(STATED GOAL): Give every entry again, unchanged, and leave its images out.
━━━ GIVEN ENTRIES
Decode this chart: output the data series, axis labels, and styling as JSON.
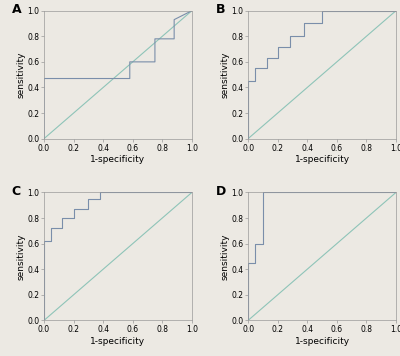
{
  "background_color": "#ece9e3",
  "roc_color": "#7a8eaa",
  "diag_color": "#8ec4b8",
  "panel_labels": [
    "A",
    "B",
    "C",
    "D"
  ],
  "xlabel": "1-specificity",
  "ylabel": "sensitivity",
  "tick_fontsize": 5.5,
  "label_fontsize": 6.5,
  "panel_label_fontsize": 9,
  "roc_curves": [
    {
      "fpr": [
        0.0,
        0.0,
        0.58,
        0.58,
        0.75,
        0.75,
        0.88,
        0.88,
        1.0
      ],
      "tpr": [
        0.0,
        0.47,
        0.47,
        0.6,
        0.6,
        0.78,
        0.78,
        0.93,
        1.0
      ]
    },
    {
      "fpr": [
        0.0,
        0.0,
        0.05,
        0.05,
        0.13,
        0.13,
        0.2,
        0.2,
        0.28,
        0.28,
        0.38,
        0.38,
        0.5,
        0.5,
        1.0
      ],
      "tpr": [
        0.0,
        0.45,
        0.45,
        0.55,
        0.55,
        0.63,
        0.63,
        0.72,
        0.72,
        0.8,
        0.8,
        0.9,
        0.9,
        1.0,
        1.0
      ]
    },
    {
      "fpr": [
        0.0,
        0.0,
        0.05,
        0.05,
        0.12,
        0.12,
        0.2,
        0.2,
        0.3,
        0.3,
        0.38,
        0.38,
        0.42,
        0.42,
        1.0
      ],
      "tpr": [
        0.0,
        0.62,
        0.62,
        0.72,
        0.72,
        0.8,
        0.8,
        0.87,
        0.87,
        0.95,
        0.95,
        1.0,
        1.0,
        1.0,
        1.0
      ]
    },
    {
      "fpr": [
        0.0,
        0.0,
        0.05,
        0.05,
        0.1,
        0.1,
        1.0
      ],
      "tpr": [
        0.0,
        0.45,
        0.45,
        0.6,
        0.6,
        1.0,
        1.0
      ]
    }
  ]
}
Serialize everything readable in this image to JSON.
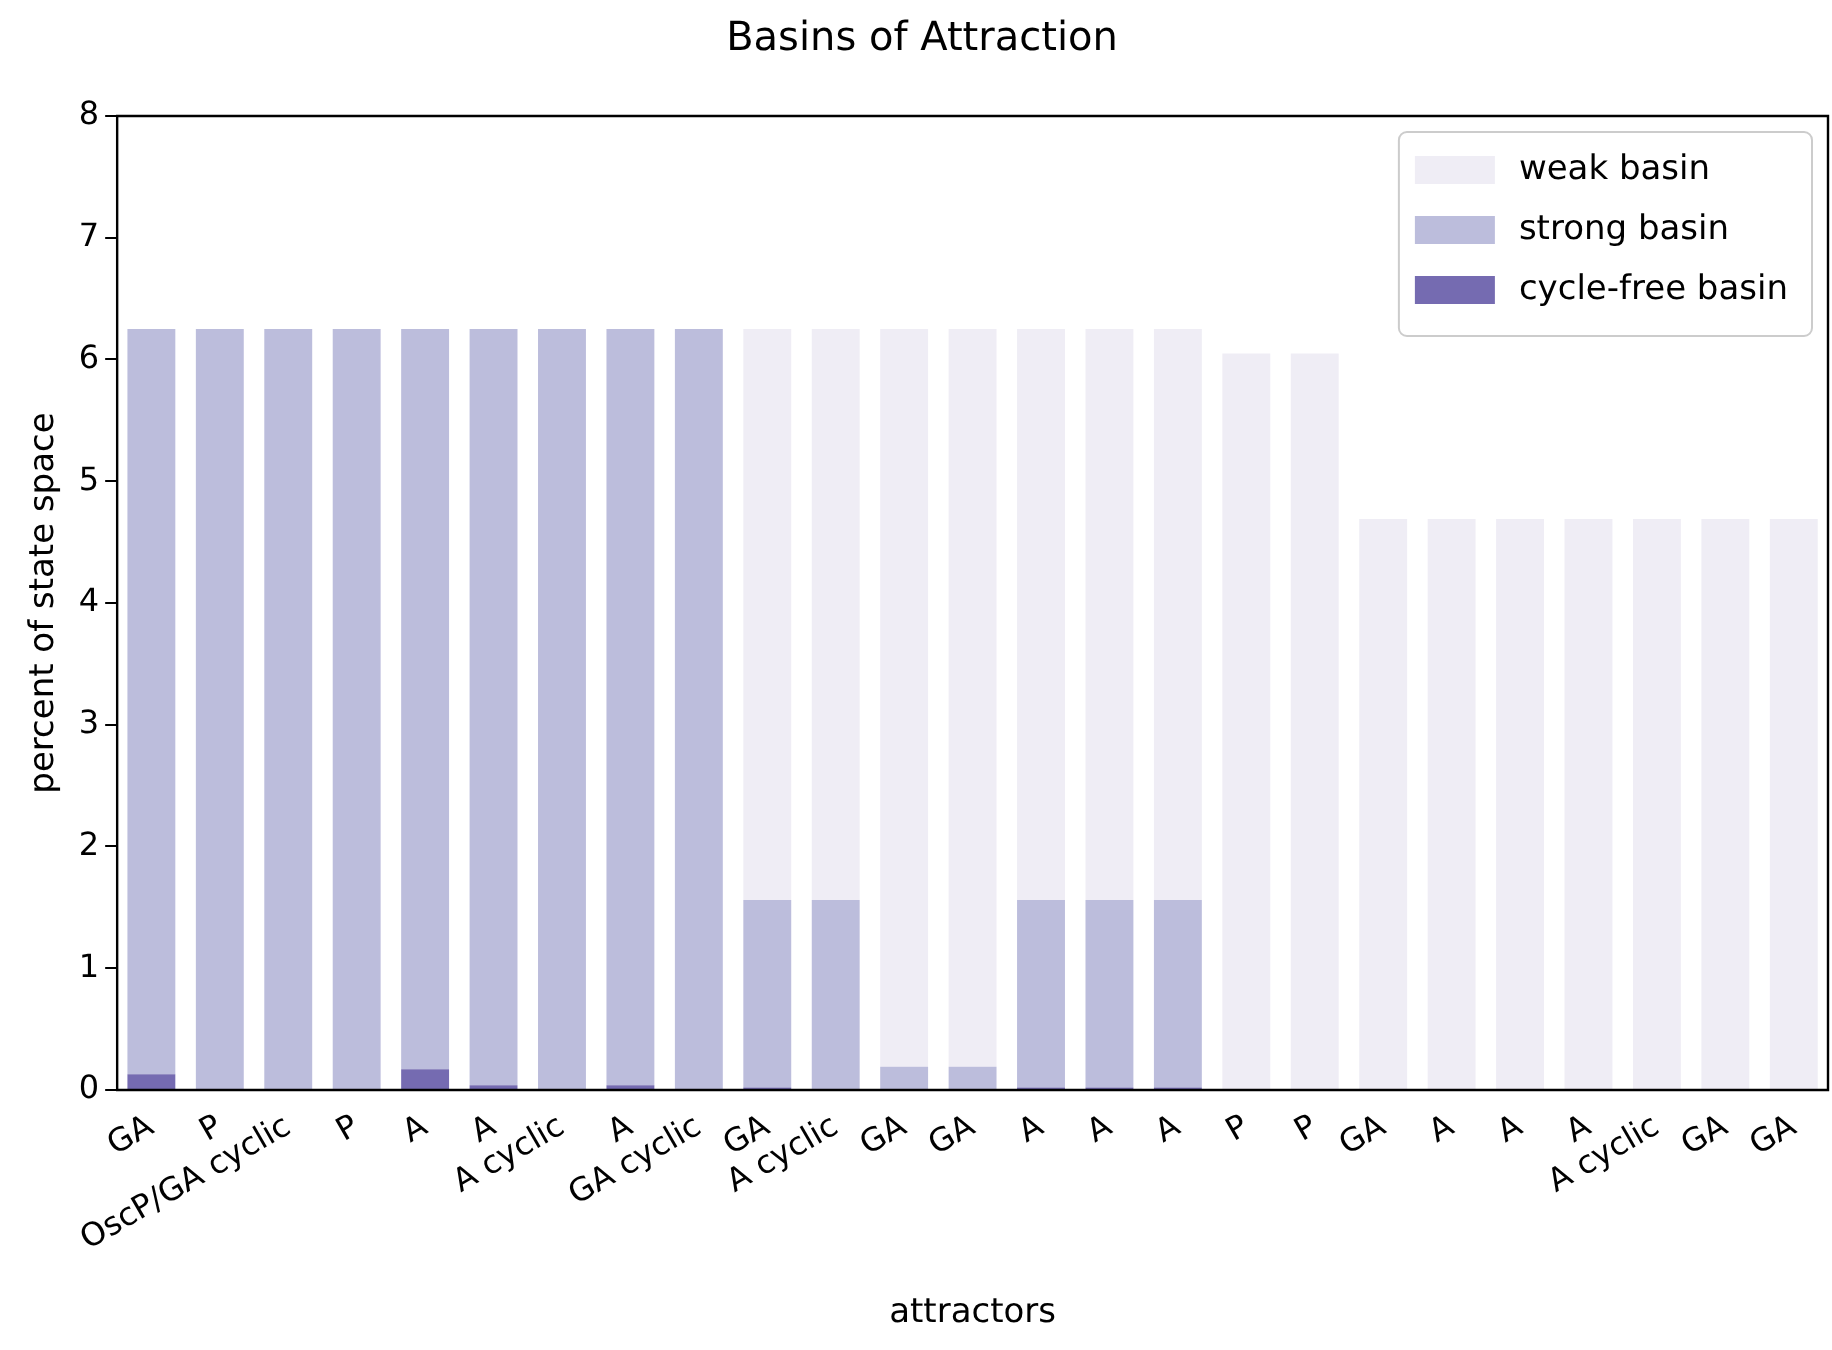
{
  "chart_data": {
    "type": "bar",
    "title": "Basins of Attraction",
    "xlabel": "attractors",
    "ylabel": "percent of state space",
    "categories": [
      "GA",
      "P",
      "OscP/GA cyclic",
      "P",
      "A",
      "A",
      "A cyclic",
      "A",
      "GA cyclic",
      "GA",
      "A cyclic",
      "GA",
      "GA",
      "A",
      "A",
      "A",
      "P",
      "P",
      "GA",
      "A",
      "A",
      "A",
      "A cyclic",
      "GA",
      "GA"
    ],
    "stacked": true,
    "series": [
      {
        "name": "cycle-free basin",
        "color": "#756bb1",
        "values": [
          0.13,
          0,
          0,
          0,
          0.17,
          0.04,
          null,
          0.04,
          null,
          0.02,
          null,
          0,
          0,
          0.02,
          0.02,
          0.02,
          0,
          0,
          0,
          0,
          0,
          0,
          0,
          0,
          0
        ]
      },
      {
        "name": "strong basin",
        "color": "#bcbddc",
        "values": [
          6.12,
          6.25,
          6.25,
          6.25,
          6.08,
          6.21,
          6.25,
          6.21,
          6.25,
          1.54,
          1.56,
          0.19,
          0.19,
          1.54,
          1.54,
          1.54,
          0,
          0,
          0,
          0,
          0,
          0,
          0,
          0,
          0
        ]
      },
      {
        "name": "weak basin",
        "color": "#efedf5",
        "values": [
          0,
          0,
          0,
          0,
          0,
          0,
          0,
          0,
          0,
          4.69,
          4.69,
          6.06,
          6.06,
          4.69,
          4.69,
          4.69,
          6.05,
          6.05,
          4.69,
          4.69,
          4.69,
          4.69,
          4.69,
          4.69,
          4.69
        ]
      }
    ],
    "ylim": [
      0,
      8
    ],
    "yticks": [
      0,
      1,
      2,
      3,
      4,
      5,
      6,
      7,
      8
    ],
    "grid": false,
    "legend": "top right"
  }
}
━━━━━━
(WRITTEN SOLUTION):
Decode this chart: output the data series, axis labels, and styling as JSON.
{
  "background_color": "#ece9e3",
  "roc_color": "#7a8eaa",
  "diag_color": "#8ec4b8",
  "panel_labels": [
    "A",
    "B",
    "C",
    "D"
  ],
  "xlabel": "1-specificity",
  "ylabel": "sensitivity",
  "tick_fontsize": 5.5,
  "label_fontsize": 6.5,
  "panel_label_fontsize": 9,
  "roc_curves": [
    {
      "fpr": [
        0.0,
        0.0,
        0.58,
        0.58,
        0.75,
        0.75,
        0.88,
        0.88,
        1.0
      ],
      "tpr": [
        0.0,
        0.47,
        0.47,
        0.6,
        0.6,
        0.78,
        0.78,
        0.93,
        1.0
      ]
    },
    {
      "fpr": [
        0.0,
        0.0,
        0.05,
        0.05,
        0.13,
        0.13,
        0.2,
        0.2,
        0.28,
        0.28,
        0.38,
        0.38,
        0.5,
        0.5,
        1.0
      ],
      "tpr": [
        0.0,
        0.45,
        0.45,
        0.55,
        0.55,
        0.63,
        0.63,
        0.72,
        0.72,
        0.8,
        0.8,
        0.9,
        0.9,
        1.0,
        1.0
      ]
    },
    {
      "fpr": [
        0.0,
        0.0,
        0.05,
        0.05,
        0.12,
        0.12,
        0.2,
        0.2,
        0.3,
        0.3,
        0.38,
        0.38,
        0.42,
        0.42,
        1.0
      ],
      "tpr": [
        0.0,
        0.62,
        0.62,
        0.72,
        0.72,
        0.8,
        0.8,
        0.87,
        0.87,
        0.95,
        0.95,
        1.0,
        1.0,
        1.0,
        1.0
      ]
    },
    {
      "fpr": [
        0.0,
        0.0,
        0.05,
        0.05,
        0.1,
        0.1,
        1.0
      ],
      "tpr": [
        0.0,
        0.45,
        0.45,
        0.6,
        0.6,
        1.0,
        1.0
      ]
    }
  ]
}
Serialize everything readable in this image to JSON.
{
  "chart_data": {
    "type": "bar",
    "title": "Basins of Attraction",
    "xlabel": "attractors",
    "ylabel": "percent of state space",
    "categories": [
      "GA",
      "P",
      "OscP/GA cyclic",
      "P",
      "A",
      "A",
      "A cyclic",
      "A",
      "GA cyclic",
      "GA",
      "A cyclic",
      "GA",
      "GA",
      "A",
      "A",
      "A",
      "P",
      "P",
      "GA",
      "A",
      "A",
      "A",
      "A cyclic",
      "GA",
      "GA"
    ],
    "stacked": true,
    "series": [
      {
        "name": "cycle-free basin",
        "color": "#756bb1",
        "values": [
          0.13,
          0,
          0,
          0,
          0.17,
          0.04,
          null,
          0.04,
          null,
          0.02,
          null,
          0,
          0,
          0.02,
          0.02,
          0.02,
          0,
          0,
          0,
          0,
          0,
          0,
          0,
          0,
          0
        ]
      },
      {
        "name": "strong basin",
        "color": "#bcbddc",
        "values": [
          6.12,
          6.25,
          6.25,
          6.25,
          6.08,
          6.21,
          6.25,
          6.21,
          6.25,
          1.54,
          1.56,
          0.19,
          0.19,
          1.54,
          1.54,
          1.54,
          0,
          0,
          0,
          0,
          0,
          0,
          0,
          0,
          0
        ]
      },
      {
        "name": "weak basin",
        "color": "#efedf5",
        "values": [
          0,
          0,
          0,
          0,
          0,
          0,
          0,
          0,
          0,
          4.69,
          4.69,
          6.06,
          6.06,
          4.69,
          4.69,
          4.69,
          6.05,
          6.05,
          4.69,
          4.69,
          4.69,
          4.69,
          4.69,
          4.69,
          4.69
        ]
      }
    ],
    "ylim": [
      0,
      8
    ],
    "yticks": [
      0,
      1,
      2,
      3,
      4,
      5,
      6,
      7,
      8
    ],
    "grid": false,
    "legend": "top right"
  }
}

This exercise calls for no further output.